EXERCISE »
Write out the full set of records exactly. Any pictures in them do not belong in the copy.

Figure contents as structured data »
[BEGIN]

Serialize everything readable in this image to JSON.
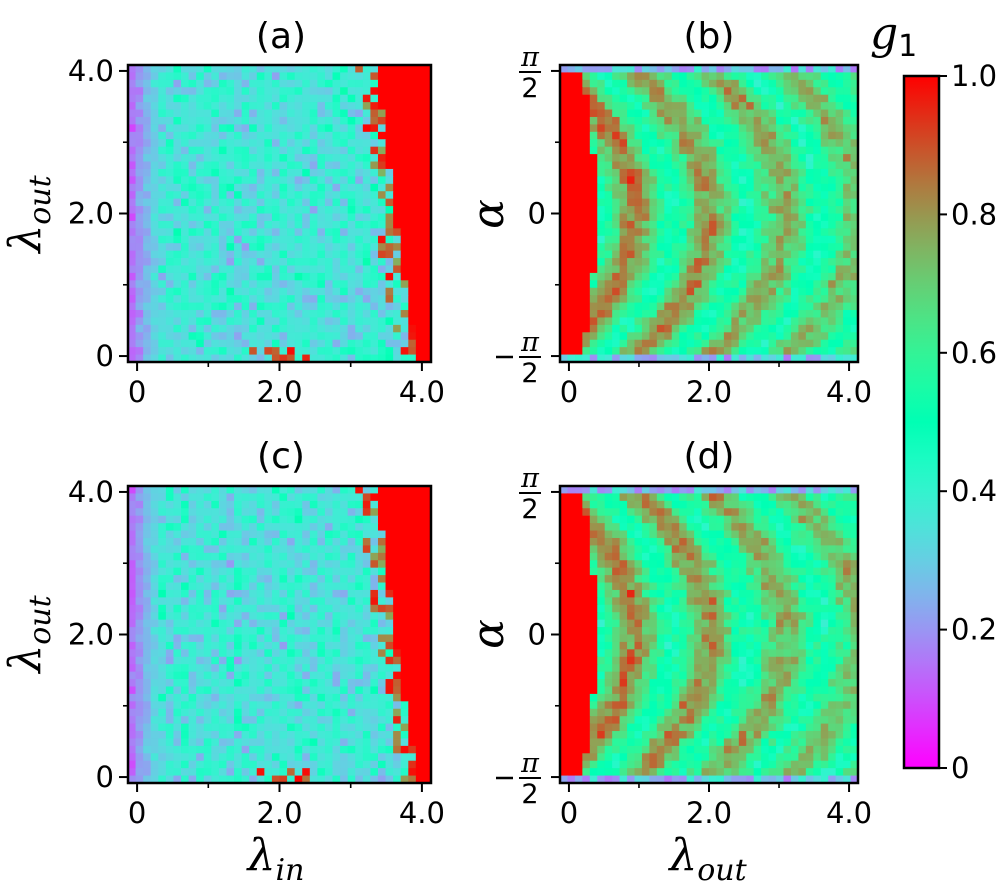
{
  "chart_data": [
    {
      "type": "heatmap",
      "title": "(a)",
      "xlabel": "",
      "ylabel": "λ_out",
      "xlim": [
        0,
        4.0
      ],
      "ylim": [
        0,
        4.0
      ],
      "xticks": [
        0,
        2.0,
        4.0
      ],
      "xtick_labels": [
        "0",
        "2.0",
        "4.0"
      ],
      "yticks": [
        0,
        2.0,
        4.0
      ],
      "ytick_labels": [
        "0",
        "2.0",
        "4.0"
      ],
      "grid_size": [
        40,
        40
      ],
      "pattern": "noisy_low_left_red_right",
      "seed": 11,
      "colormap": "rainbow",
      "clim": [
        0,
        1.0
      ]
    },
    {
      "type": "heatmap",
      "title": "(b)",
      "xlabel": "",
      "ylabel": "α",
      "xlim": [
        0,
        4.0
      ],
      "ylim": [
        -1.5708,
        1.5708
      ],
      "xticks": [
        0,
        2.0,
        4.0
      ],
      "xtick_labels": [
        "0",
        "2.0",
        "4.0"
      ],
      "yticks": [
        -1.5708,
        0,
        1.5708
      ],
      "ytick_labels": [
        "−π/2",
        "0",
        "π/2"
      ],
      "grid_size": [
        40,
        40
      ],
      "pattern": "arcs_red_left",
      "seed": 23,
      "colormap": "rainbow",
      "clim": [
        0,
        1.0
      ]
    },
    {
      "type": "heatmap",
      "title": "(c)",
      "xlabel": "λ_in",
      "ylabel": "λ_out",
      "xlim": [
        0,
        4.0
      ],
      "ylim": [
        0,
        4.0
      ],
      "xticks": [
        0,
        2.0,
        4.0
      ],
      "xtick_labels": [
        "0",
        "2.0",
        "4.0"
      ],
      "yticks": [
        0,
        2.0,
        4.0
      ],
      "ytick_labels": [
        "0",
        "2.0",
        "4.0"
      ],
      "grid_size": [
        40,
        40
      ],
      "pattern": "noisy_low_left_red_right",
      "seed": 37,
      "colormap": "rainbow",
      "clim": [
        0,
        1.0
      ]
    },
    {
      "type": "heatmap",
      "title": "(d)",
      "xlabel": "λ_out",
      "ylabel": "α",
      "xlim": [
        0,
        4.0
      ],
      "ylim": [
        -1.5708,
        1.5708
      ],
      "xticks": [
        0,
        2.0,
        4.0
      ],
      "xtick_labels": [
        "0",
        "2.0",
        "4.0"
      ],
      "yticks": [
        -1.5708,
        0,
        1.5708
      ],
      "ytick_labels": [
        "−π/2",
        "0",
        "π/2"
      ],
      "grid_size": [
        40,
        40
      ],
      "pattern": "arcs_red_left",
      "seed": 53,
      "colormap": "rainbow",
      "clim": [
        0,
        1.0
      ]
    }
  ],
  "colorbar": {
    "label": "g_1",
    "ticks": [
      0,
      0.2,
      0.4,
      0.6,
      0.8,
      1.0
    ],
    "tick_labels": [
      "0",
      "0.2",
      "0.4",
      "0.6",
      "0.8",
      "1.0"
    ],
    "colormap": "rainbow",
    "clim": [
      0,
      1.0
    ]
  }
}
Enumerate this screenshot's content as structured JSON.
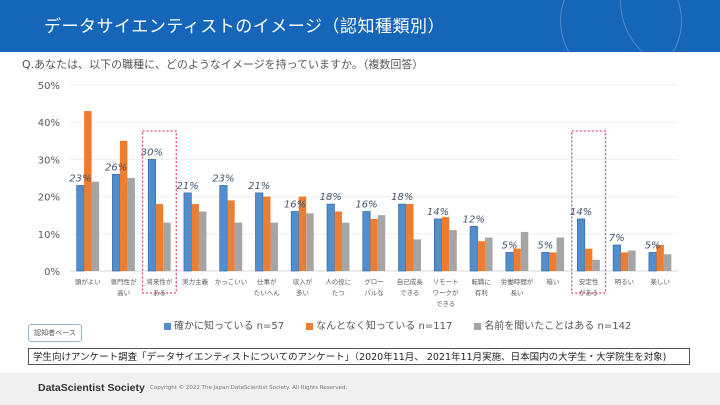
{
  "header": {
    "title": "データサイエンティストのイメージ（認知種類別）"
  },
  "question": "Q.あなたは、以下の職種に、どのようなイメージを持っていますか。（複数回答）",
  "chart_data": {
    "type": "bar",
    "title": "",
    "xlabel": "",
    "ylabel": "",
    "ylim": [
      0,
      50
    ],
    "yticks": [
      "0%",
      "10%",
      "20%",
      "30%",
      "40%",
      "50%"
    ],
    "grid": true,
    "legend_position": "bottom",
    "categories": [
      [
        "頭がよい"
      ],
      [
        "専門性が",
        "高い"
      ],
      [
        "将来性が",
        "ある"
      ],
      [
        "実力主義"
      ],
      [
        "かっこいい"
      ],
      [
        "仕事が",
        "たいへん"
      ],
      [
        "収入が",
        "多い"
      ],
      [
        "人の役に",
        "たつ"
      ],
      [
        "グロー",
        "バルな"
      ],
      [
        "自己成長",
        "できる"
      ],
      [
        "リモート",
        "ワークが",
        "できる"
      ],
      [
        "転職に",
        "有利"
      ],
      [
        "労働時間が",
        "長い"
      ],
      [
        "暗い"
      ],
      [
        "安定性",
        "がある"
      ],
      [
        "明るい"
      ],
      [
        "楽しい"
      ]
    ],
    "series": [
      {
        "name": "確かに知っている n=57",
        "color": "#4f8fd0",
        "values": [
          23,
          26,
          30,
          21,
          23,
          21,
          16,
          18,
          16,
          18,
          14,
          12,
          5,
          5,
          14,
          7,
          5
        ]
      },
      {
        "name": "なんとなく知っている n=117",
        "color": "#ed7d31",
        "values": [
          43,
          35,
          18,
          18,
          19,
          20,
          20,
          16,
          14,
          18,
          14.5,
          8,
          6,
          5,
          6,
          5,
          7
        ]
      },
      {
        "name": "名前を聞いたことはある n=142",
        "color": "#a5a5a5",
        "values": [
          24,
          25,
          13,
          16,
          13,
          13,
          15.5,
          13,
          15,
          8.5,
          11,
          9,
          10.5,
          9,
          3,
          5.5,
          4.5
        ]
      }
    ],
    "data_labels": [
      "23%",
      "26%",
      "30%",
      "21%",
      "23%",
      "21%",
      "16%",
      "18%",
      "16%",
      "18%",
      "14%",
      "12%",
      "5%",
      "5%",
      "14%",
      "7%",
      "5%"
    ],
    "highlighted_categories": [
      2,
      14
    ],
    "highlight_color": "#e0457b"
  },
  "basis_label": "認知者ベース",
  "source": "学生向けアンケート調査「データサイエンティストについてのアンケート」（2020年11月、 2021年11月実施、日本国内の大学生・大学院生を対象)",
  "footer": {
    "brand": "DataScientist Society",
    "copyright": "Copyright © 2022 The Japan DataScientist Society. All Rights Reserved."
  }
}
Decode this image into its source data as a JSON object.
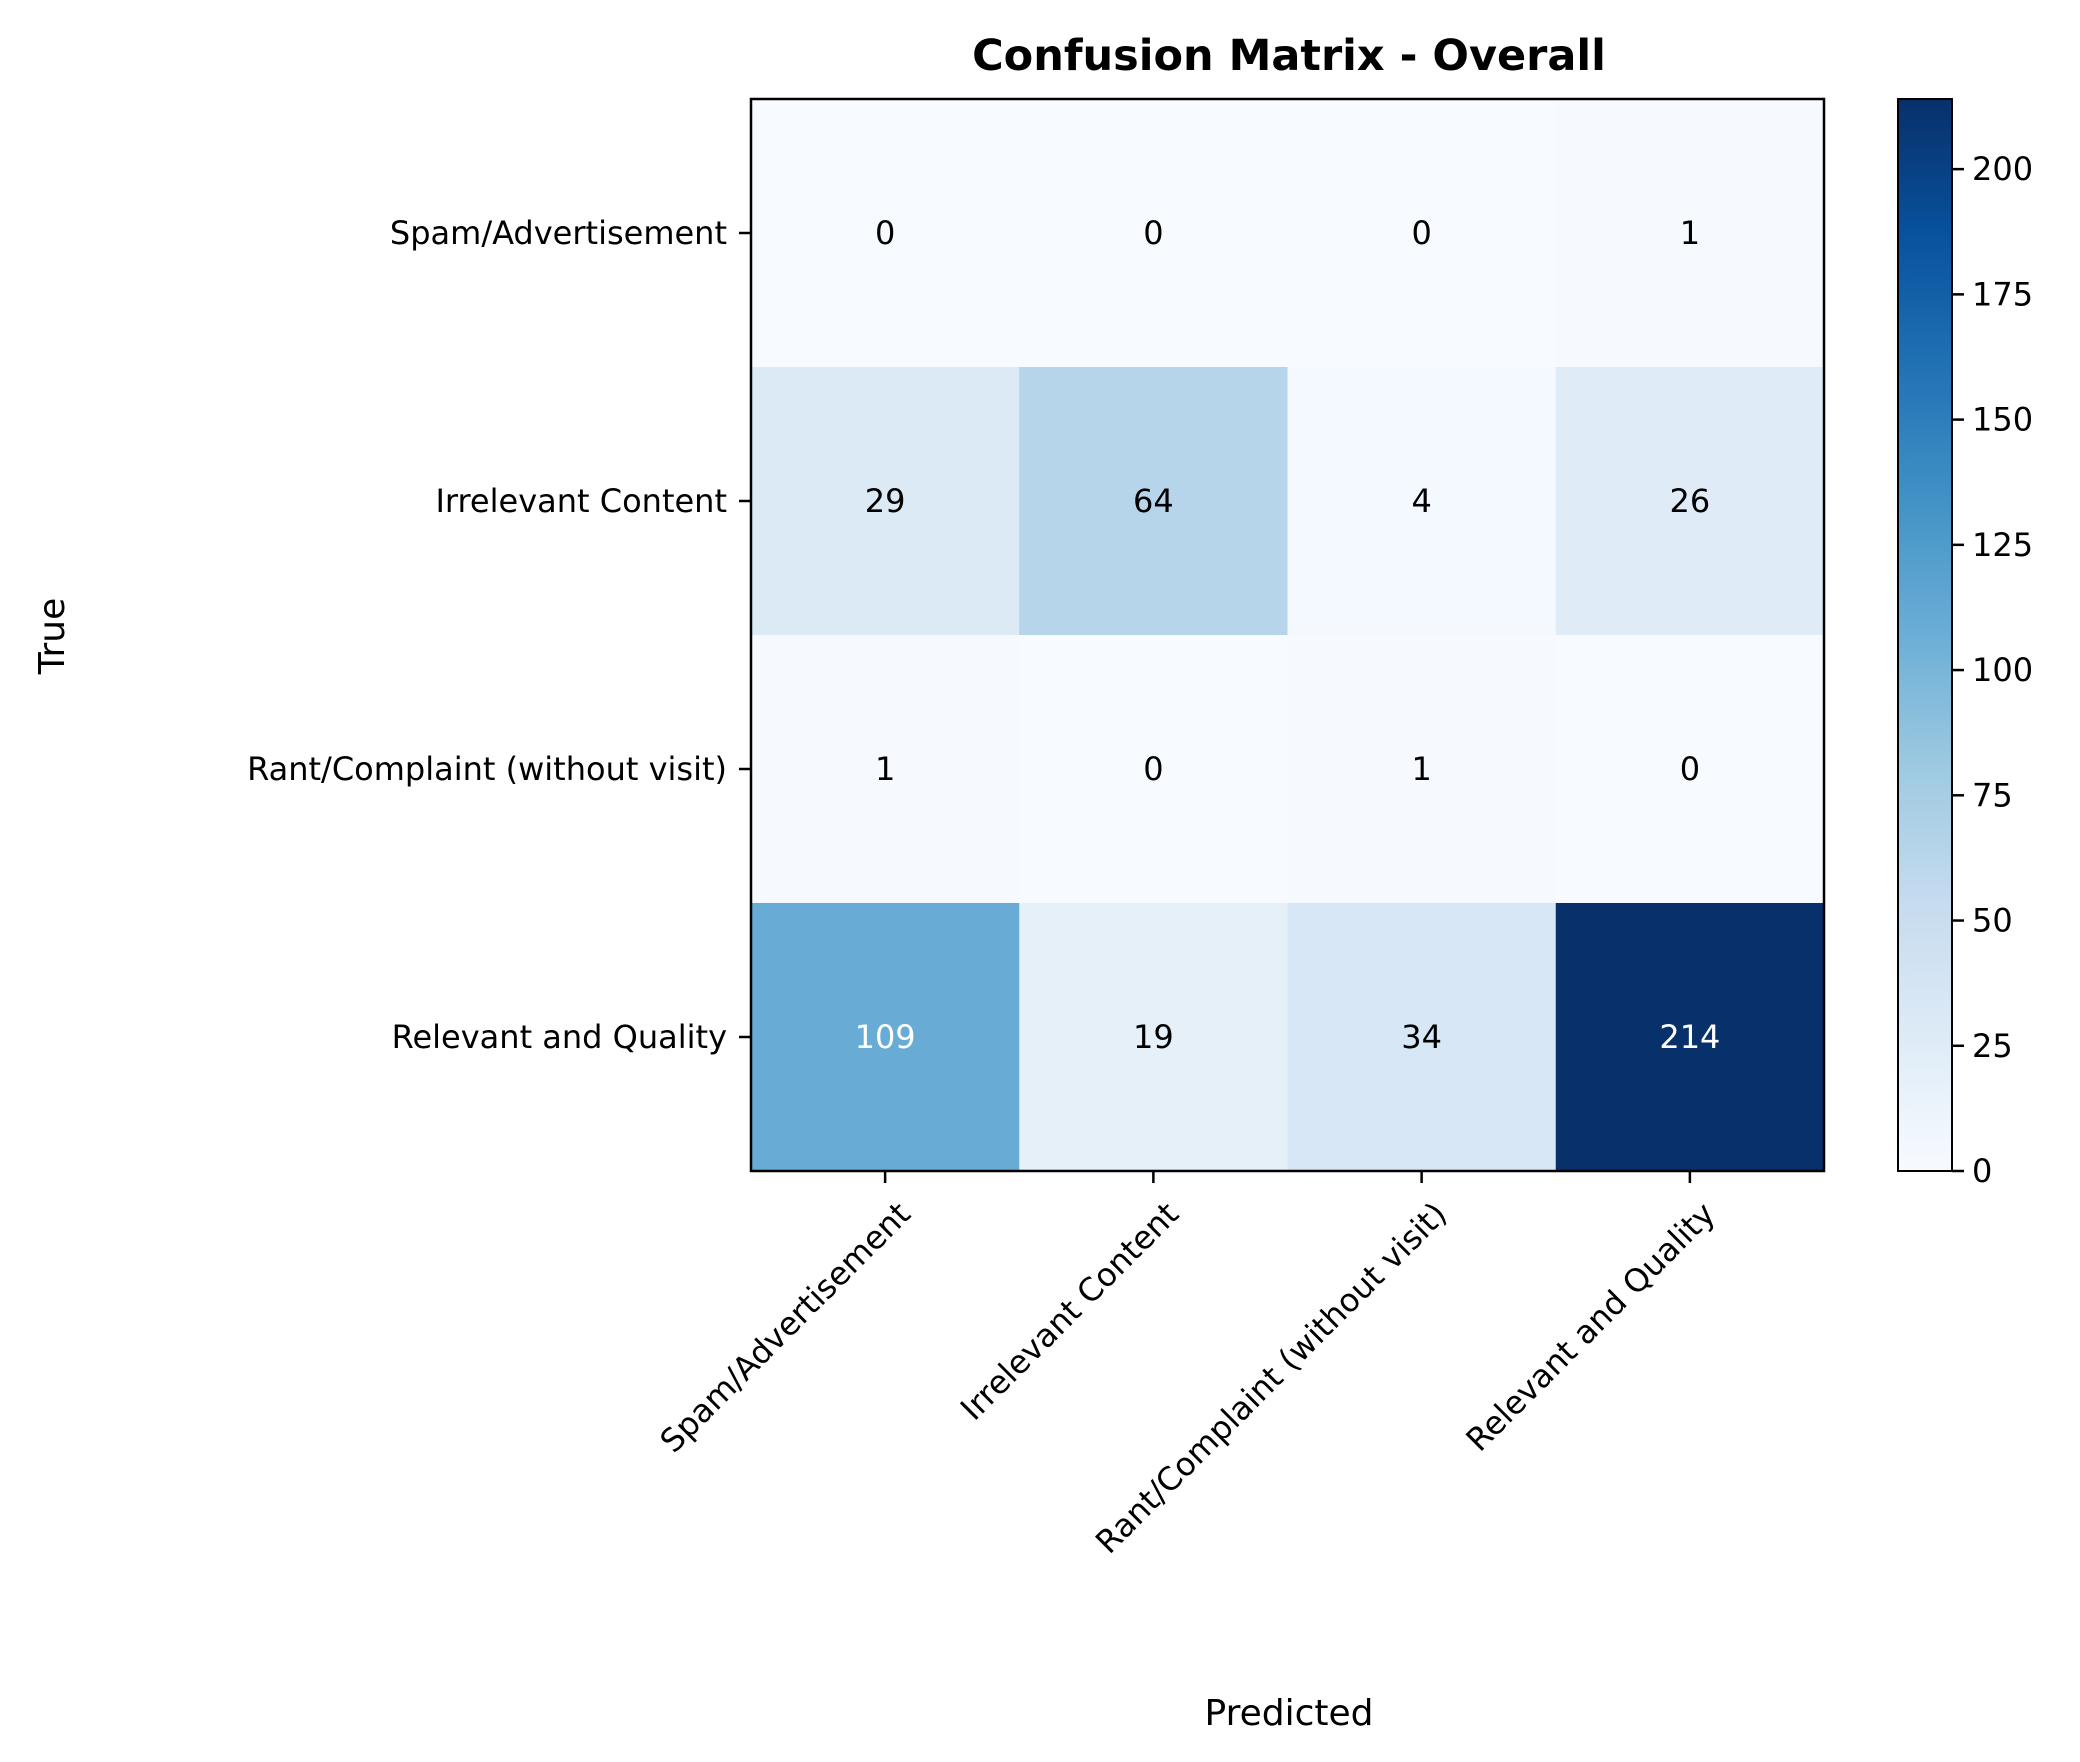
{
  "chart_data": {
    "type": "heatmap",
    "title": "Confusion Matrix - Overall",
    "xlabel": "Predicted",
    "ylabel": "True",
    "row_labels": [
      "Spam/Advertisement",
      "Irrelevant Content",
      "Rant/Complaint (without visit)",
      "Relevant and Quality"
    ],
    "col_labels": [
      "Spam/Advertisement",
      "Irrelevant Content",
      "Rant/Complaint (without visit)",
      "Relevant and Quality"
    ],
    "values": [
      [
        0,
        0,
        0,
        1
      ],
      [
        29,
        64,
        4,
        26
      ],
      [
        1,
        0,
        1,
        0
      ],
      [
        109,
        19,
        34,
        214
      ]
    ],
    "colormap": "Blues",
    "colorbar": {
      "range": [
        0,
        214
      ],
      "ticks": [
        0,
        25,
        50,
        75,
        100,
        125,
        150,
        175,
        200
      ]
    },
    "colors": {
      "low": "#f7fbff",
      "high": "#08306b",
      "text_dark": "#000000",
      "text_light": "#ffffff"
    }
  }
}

[END]

SOLUTION TO THE PROBLEM »
Serialize everything readable in this image to JSON.
{
  "chart_data": [
    {
      "type": "heatmap",
      "title": "(a)",
      "xlabel": "",
      "ylabel": "λ_out",
      "xlim": [
        0,
        4.0
      ],
      "ylim": [
        0,
        4.0
      ],
      "xticks": [
        0,
        2.0,
        4.0
      ],
      "xtick_labels": [
        "0",
        "2.0",
        "4.0"
      ],
      "yticks": [
        0,
        2.0,
        4.0
      ],
      "ytick_labels": [
        "0",
        "2.0",
        "4.0"
      ],
      "grid_size": [
        40,
        40
      ],
      "pattern": "noisy_low_left_red_right",
      "seed": 11,
      "colormap": "rainbow",
      "clim": [
        0,
        1.0
      ]
    },
    {
      "type": "heatmap",
      "title": "(b)",
      "xlabel": "",
      "ylabel": "α",
      "xlim": [
        0,
        4.0
      ],
      "ylim": [
        -1.5708,
        1.5708
      ],
      "xticks": [
        0,
        2.0,
        4.0
      ],
      "xtick_labels": [
        "0",
        "2.0",
        "4.0"
      ],
      "yticks": [
        -1.5708,
        0,
        1.5708
      ],
      "ytick_labels": [
        "−π/2",
        "0",
        "π/2"
      ],
      "grid_size": [
        40,
        40
      ],
      "pattern": "arcs_red_left",
      "seed": 23,
      "colormap": "rainbow",
      "clim": [
        0,
        1.0
      ]
    },
    {
      "type": "heatmap",
      "title": "(c)",
      "xlabel": "λ_in",
      "ylabel": "λ_out",
      "xlim": [
        0,
        4.0
      ],
      "ylim": [
        0,
        4.0
      ],
      "xticks": [
        0,
        2.0,
        4.0
      ],
      "xtick_labels": [
        "0",
        "2.0",
        "4.0"
      ],
      "yticks": [
        0,
        2.0,
        4.0
      ],
      "ytick_labels": [
        "0",
        "2.0",
        "4.0"
      ],
      "grid_size": [
        40,
        40
      ],
      "pattern": "noisy_low_left_red_right",
      "seed": 37,
      "colormap": "rainbow",
      "clim": [
        0,
        1.0
      ]
    },
    {
      "type": "heatmap",
      "title": "(d)",
      "xlabel": "λ_out",
      "ylabel": "α",
      "xlim": [
        0,
        4.0
      ],
      "ylim": [
        -1.5708,
        1.5708
      ],
      "xticks": [
        0,
        2.0,
        4.0
      ],
      "xtick_labels": [
        "0",
        "2.0",
        "4.0"
      ],
      "yticks": [
        -1.5708,
        0,
        1.5708
      ],
      "ytick_labels": [
        "−π/2",
        "0",
        "π/2"
      ],
      "grid_size": [
        40,
        40
      ],
      "pattern": "arcs_red_left",
      "seed": 53,
      "colormap": "rainbow",
      "clim": [
        0,
        1.0
      ]
    }
  ],
  "colorbar": {
    "label": "g_1",
    "ticks": [
      0,
      0.2,
      0.4,
      0.6,
      0.8,
      1.0
    ],
    "tick_labels": [
      "0",
      "0.2",
      "0.4",
      "0.6",
      "0.8",
      "1.0"
    ],
    "colormap": "rainbow",
    "clim": [
      0,
      1.0
    ]
  }
}
Enumerate this screenshot's content as structured JSON.
{
  "header": {
    "title": "データサイエンティストのイメージ（認知種類別）"
  },
  "question": "Q.あなたは、以下の職種に、どのようなイメージを持っていますか。（複数回答）",
  "chart_data": {
    "type": "bar",
    "title": "",
    "xlabel": "",
    "ylabel": "",
    "ylim": [
      0,
      50
    ],
    "yticks": [
      "0%",
      "10%",
      "20%",
      "30%",
      "40%",
      "50%"
    ],
    "grid": true,
    "legend_position": "bottom",
    "categories": [
      [
        "頭がよい"
      ],
      [
        "専門性が",
        "高い"
      ],
      [
        "将来性が",
        "ある"
      ],
      [
        "実力主義"
      ],
      [
        "かっこいい"
      ],
      [
        "仕事が",
        "たいへん"
      ],
      [
        "収入が",
        "多い"
      ],
      [
        "人の役に",
        "たつ"
      ],
      [
        "グロー",
        "バルな"
      ],
      [
        "自己成長",
        "できる"
      ],
      [
        "リモート",
        "ワークが",
        "できる"
      ],
      [
        "転職に",
        "有利"
      ],
      [
        "労働時間が",
        "長い"
      ],
      [
        "暗い"
      ],
      [
        "安定性",
        "がある"
      ],
      [
        "明るい"
      ],
      [
        "楽しい"
      ]
    ],
    "series": [
      {
        "name": "確かに知っている n=57",
        "color": "#4f8fd0",
        "values": [
          23,
          26,
          30,
          21,
          23,
          21,
          16,
          18,
          16,
          18,
          14,
          12,
          5,
          5,
          14,
          7,
          5
        ]
      },
      {
        "name": "なんとなく知っている n=117",
        "color": "#ed7d31",
        "values": [
          43,
          35,
          18,
          18,
          19,
          20,
          20,
          16,
          14,
          18,
          14.5,
          8,
          6,
          5,
          6,
          5,
          7
        ]
      },
      {
        "name": "名前を聞いたことはある n=142",
        "color": "#a5a5a5",
        "values": [
          24,
          25,
          13,
          16,
          13,
          13,
          15.5,
          13,
          15,
          8.5,
          11,
          9,
          10.5,
          9,
          3,
          5.5,
          4.5
        ]
      }
    ],
    "data_labels": [
      "23%",
      "26%",
      "30%",
      "21%",
      "23%",
      "21%",
      "16%",
      "18%",
      "16%",
      "18%",
      "14%",
      "12%",
      "5%",
      "5%",
      "14%",
      "7%",
      "5%"
    ],
    "highlighted_categories": [
      2,
      14
    ],
    "highlight_color": "#e0457b"
  },
  "basis_label": "認知者ベース",
  "source": "学生向けアンケート調査「データサイエンティストについてのアンケート」（2020年11月、 2021年11月実施、日本国内の大学生・大学院生を対象)",
  "footer": {
    "brand": "DataScientist Society",
    "copyright": "Copyright © 2022 The Japan DataScientist Society. All Rights Reserved."
  }
}
Decode this image into its source data as a JSON object.
{
  "chart_data": {
    "type": "heatmap",
    "title": "Confusion Matrix - Overall",
    "xlabel": "Predicted",
    "ylabel": "True",
    "row_labels": [
      "Spam/Advertisement",
      "Irrelevant Content",
      "Rant/Complaint (without visit)",
      "Relevant and Quality"
    ],
    "col_labels": [
      "Spam/Advertisement",
      "Irrelevant Content",
      "Rant/Complaint (without visit)",
      "Relevant and Quality"
    ],
    "values": [
      [
        0,
        0,
        0,
        1
      ],
      [
        29,
        64,
        4,
        26
      ],
      [
        1,
        0,
        1,
        0
      ],
      [
        109,
        19,
        34,
        214
      ]
    ],
    "colormap": "Blues",
    "colorbar": {
      "range": [
        0,
        214
      ],
      "ticks": [
        0,
        25,
        50,
        75,
        100,
        125,
        150,
        175,
        200
      ]
    },
    "colors": {
      "low": "#f7fbff",
      "high": "#08306b",
      "text_dark": "#000000",
      "text_light": "#ffffff"
    }
  }
}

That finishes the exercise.